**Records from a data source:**
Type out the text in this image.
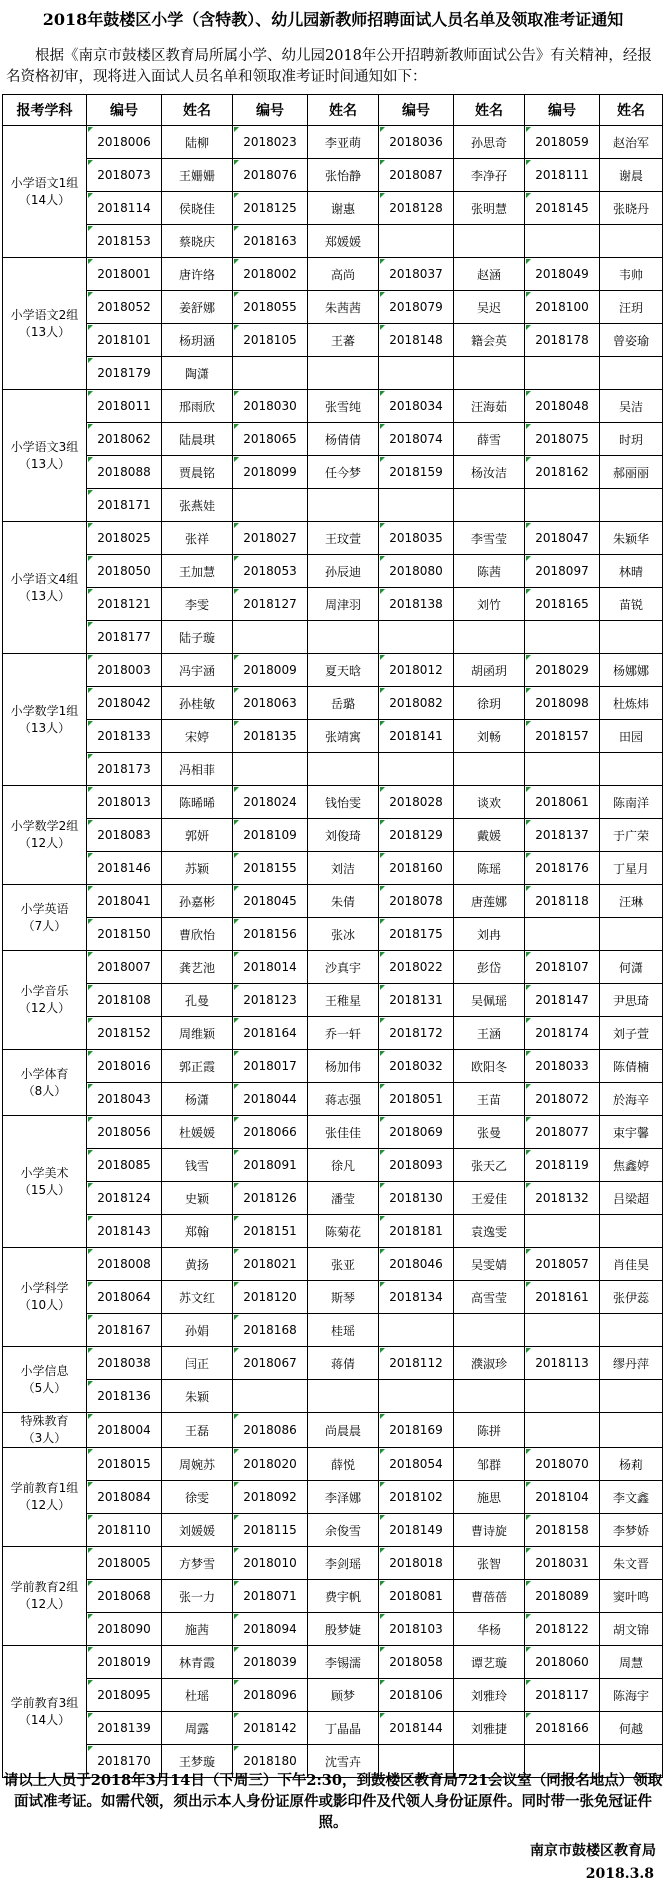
2018年鼓楼区小学（含特教）、幼儿园新教师招聘面试人员名单及领取准考证通知
根据《南京市鼓楼区教育局所属小学、幼儿园2018年公开招聘新教师面试公告》有关精神，经报名资格初审，现将进入面试人员名单和领取准考证时间通知如下：
报考学科	编号	姓名	编号	姓名	编号	姓名	编号	姓名

小学语文1组
（14人）	2018006	陆柳	2018023	李亚萌	2018036	孙思奇	2018059	赵治军
	2018073	王姗姗	2018076	张怡静	2018087	李净孖	2018111	谢晨
	2018114	侯晓佳	2018125	谢惠	2018128	张明慧	2018145	张晓丹
	2018153	蔡晓庆	2018163	郑媛媛				

小学语文2组
（13人）	2018001	唐许络	2018002	高尚	2018037	赵涵	2018049	韦帅
	2018052	姜舒娜	2018055	朱茜茜	2018079	吴迟	2018100	汪玥
	2018101	杨玥涵	2018105	王蕃	2018148	籍会英	2018178	曾姿瑜
	2018179	陶潇						

小学语文3组
（13人）	2018011	邢雨欣	2018030	张雪纯	2018034	汪海茹	2018048	吴洁
	2018062	陆晨琪	2018065	杨倩倩	2018074	薛雪	2018075	时玥
	2018088	贾晨铭	2018099	任今梦	2018159	杨汝洁	2018162	郝丽丽
	2018171	张燕娃						

小学语文4组
（13人）	2018025	张祥	2018027	王玟萱	2018035	李雪莹	2018047	朱颖华
	2018050	王加慧	2018053	孙辰迪	2018080	陈茜	2018097	林晴
	2018121	李雯	2018127	周津羽	2018138	刘竹	2018165	苗锐
	2018177	陆子璇						

小学数学1组
（13人）	2018003	冯宇涵	2018009	夏天晗	2018012	胡函玥	2018029	杨娜娜
	2018042	孙桂敏	2018063	岳璐	2018082	徐玥	2018098	杜炼炜
	2018133	宋婷	2018135	张靖寓	2018141	刘畅	2018157	田园
	2018173	冯相菲						

小学数学2组
（12人）	2018013	陈晞晞	2018024	钱怡雯	2018028	谈欢	2018061	陈南洋
	2018083	郭妍	2018109	刘俊琦	2018129	戴媛	2018137	于广荣
	2018146	苏颖	2018155	刘洁	2018160	陈瑶	2018176	丁星月

小学英语
（7人）	2018041	孙嘉彬	2018045	朱倩	2018078	唐莲娜	2018118	汪琳
	2018150	曹欣怡	2018156	张冰	2018175	刘冉		

小学音乐
（12人）	2018007	龚艺池	2018014	沙真宇	2018022	彭岱	2018107	何潇
	2018108	孔曼	2018123	王稚星	2018131	吴佩瑶	2018147	尹思琦
	2018152	周维颖	2018164	乔一轩	2018172	王涵	2018174	刘子萱

小学体育
（8人）	2018016	郭正霞	2018017	杨加伟	2018032	欧阳冬	2018033	陈倩楠
	2018043	杨潇	2018044	蒋志强	2018051	王苗	2018072	於海辛

小学美术
（15人）	2018056	杜媛媛	2018066	张佳佳	2018069	张曼	2018077	束宇馨
	2018085	钱雪	2018091	徐凡	2018093	张天乙	2018119	焦鑫婷
	2018124	史颖	2018126	潘莹	2018130	王爱佳	2018132	吕梁超
	2018143	郑翰	2018151	陈菊花	2018181	袁逸雯		

小学科学
（10人）	2018008	黄扬	2018021	张亚	2018046	吴雯婧	2018057	肖佳昊
	2018064	苏文红	2018120	斯琴	2018134	高雪莹	2018161	张伊蕊
	2018167	孙娟	2018168	桂瑶				

小学信息
（5人）	2018038	闫正	2018067	蒋倩	2018112	濮淑珍	2018113	缪丹萍
	2018136	朱颖						

特殊教育
（3人）	2018004	王磊	2018086	尚晨晨	2018169	陈拼		

学前教育1组
（12人）	2018015	周婉苏	2018020	薛悦	2018054	邹群	2018070	杨莉
	2018084	徐雯	2018092	李泽娜	2018102	施思	2018104	李文鑫
	2018110	刘媛媛	2018115	余俊雪	2018149	曹诗旋	2018158	李梦娇

学前教育2组
（12人）	2018005	方梦雪	2018010	李剑瑶	2018018	张智	2018031	朱文晋
	2018068	张一力	2018071	费宇帆	2018081	曹蓓蓓	2018089	窦叶鸣
	2018090	施茜	2018094	殷梦婕	2018103	华杨	2018122	胡文锦

学前教育3组
（14人）	2018019	林青霞	2018039	李锡濡	2018058	谭艺璇	2018060	周慧
	2018095	杜瑶	2018096	顾梦	2018106	刘雅玲	2018117	陈海宇
	2018139	周露	2018142	丁晶晶	2018144	刘雅捷	2018166	何越
	2018170	王梦璇	2018180	沈雪卉				
请以上人员于2018年3月14日（下周三）下午2:30，到鼓楼区教育局721会议室（同报名地点）领取面试准考证。如需代领，须出示本人身份证原件或影印件及代领人身份证原件。同时带一张免冠证件照。
南京市鼓楼区教育局
2018.3.8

**Exercise objective:**
Nothing in the entries above should change when they are printed again, except that the pictures are dropped.

**Result for this task:**
Type out the text in this image.
2018年鼓楼区小学（含特教）、幼儿园新教师招聘面试人员名单及领取准考证通知
根据《南京市鼓楼区教育局所属小学、幼儿园2018年公开招聘新教师面试公告》有关精神，经报名资格初审，现将进入面试人员名单和领取准考证时间通知如下：
报考学科	编号	姓名	编号	姓名	编号	姓名	编号	姓名

小学语文1组
（14人）	2018006	陆柳	2018023	李亚萌	2018036	孙思奇	2018059	赵治军
	2018073	王姗姗	2018076	张怡静	2018087	李净孖	2018111	谢晨
	2018114	侯晓佳	2018125	谢惠	2018128	张明慧	2018145	张晓丹
	2018153	蔡晓庆	2018163	郑媛媛				

小学语文2组
（13人）	2018001	唐许络	2018002	高尚	2018037	赵涵	2018049	韦帅
	2018052	姜舒娜	2018055	朱茜茜	2018079	吴迟	2018100	汪玥
	2018101	杨玥涵	2018105	王蕃	2018148	籍会英	2018178	曾姿瑜
	2018179	陶潇						

小学语文3组
（13人）	2018011	邢雨欣	2018030	张雪纯	2018034	汪海茹	2018048	吴洁
	2018062	陆晨琪	2018065	杨倩倩	2018074	薛雪	2018075	时玥
	2018088	贾晨铭	2018099	任今梦	2018159	杨汝洁	2018162	郝丽丽
	2018171	张燕娃						

小学语文4组
（13人）	2018025	张祥	2018027	王玟萱	2018035	李雪莹	2018047	朱颖华
	2018050	王加慧	2018053	孙辰迪	2018080	陈茜	2018097	林晴
	2018121	李雯	2018127	周津羽	2018138	刘竹	2018165	苗锐
	2018177	陆子璇						

小学数学1组
（13人）	2018003	冯宇涵	2018009	夏天晗	2018012	胡函玥	2018029	杨娜娜
	2018042	孙桂敏	2018063	岳璐	2018082	徐玥	2018098	杜炼炜
	2018133	宋婷	2018135	张靖寓	2018141	刘畅	2018157	田园
	2018173	冯相菲						

小学数学2组
（12人）	2018013	陈晞晞	2018024	钱怡雯	2018028	谈欢	2018061	陈南洋
	2018083	郭妍	2018109	刘俊琦	2018129	戴媛	2018137	于广荣
	2018146	苏颖	2018155	刘洁	2018160	陈瑶	2018176	丁星月

小学英语
（7人）	2018041	孙嘉彬	2018045	朱倩	2018078	唐莲娜	2018118	汪琳
	2018150	曹欣怡	2018156	张冰	2018175	刘冉		

小学音乐
（12人）	2018007	龚艺池	2018014	沙真宇	2018022	彭岱	2018107	何潇
	2018108	孔曼	2018123	王稚星	2018131	吴佩瑶	2018147	尹思琦
	2018152	周维颖	2018164	乔一轩	2018172	王涵	2018174	刘子萱

小学体育
（8人）	2018016	郭正霞	2018017	杨加伟	2018032	欧阳冬	2018033	陈倩楠
	2018043	杨潇	2018044	蒋志强	2018051	王苗	2018072	於海辛

小学美术
（15人）	2018056	杜媛媛	2018066	张佳佳	2018069	张曼	2018077	束宇馨
	2018085	钱雪	2018091	徐凡	2018093	张天乙	2018119	焦鑫婷
	2018124	史颖	2018126	潘莹	2018130	王爱佳	2018132	吕梁超
	2018143	郑翰	2018151	陈菊花	2018181	袁逸雯		

小学科学
（10人）	2018008	黄扬	2018021	张亚	2018046	吴雯婧	2018057	肖佳昊
	2018064	苏文红	2018120	斯琴	2018134	高雪莹	2018161	张伊蕊
	2018167	孙娟	2018168	桂瑶				

小学信息
（5人）	2018038	闫正	2018067	蒋倩	2018112	濮淑珍	2018113	缪丹萍
	2018136	朱颖						

特殊教育
（3人）	2018004	王磊	2018086	尚晨晨	2018169	陈拼		

学前教育1组
（12人）	2018015	周婉苏	2018020	薛悦	2018054	邹群	2018070	杨莉
	2018084	徐雯	2018092	李泽娜	2018102	施思	2018104	李文鑫
	2018110	刘媛媛	2018115	余俊雪	2018149	曹诗旋	2018158	李梦娇

学前教育2组
（12人）	2018005	方梦雪	2018010	李剑瑶	2018018	张智	2018031	朱文晋
	2018068	张一力	2018071	费宇帆	2018081	曹蓓蓓	2018089	窦叶鸣
	2018090	施茜	2018094	殷梦婕	2018103	华杨	2018122	胡文锦

学前教育3组
（14人）	2018019	林青霞	2018039	李锡濡	2018058	谭艺璇	2018060	周慧
	2018095	杜瑶	2018096	顾梦	2018106	刘雅玲	2018117	陈海宇
	2018139	周露	2018142	丁晶晶	2018144	刘雅捷	2018166	何越
	2018170	王梦璇	2018180	沈雪卉				
请以上人员于2018年3月14日（下周三）下午2:30，到鼓楼区教育局721会议室（同报名地点）领取面试准考证。如需代领，须出示本人身份证原件或影印件及代领人身份证原件。同时带一张免冠证件照。
南京市鼓楼区教育局
2018.3.8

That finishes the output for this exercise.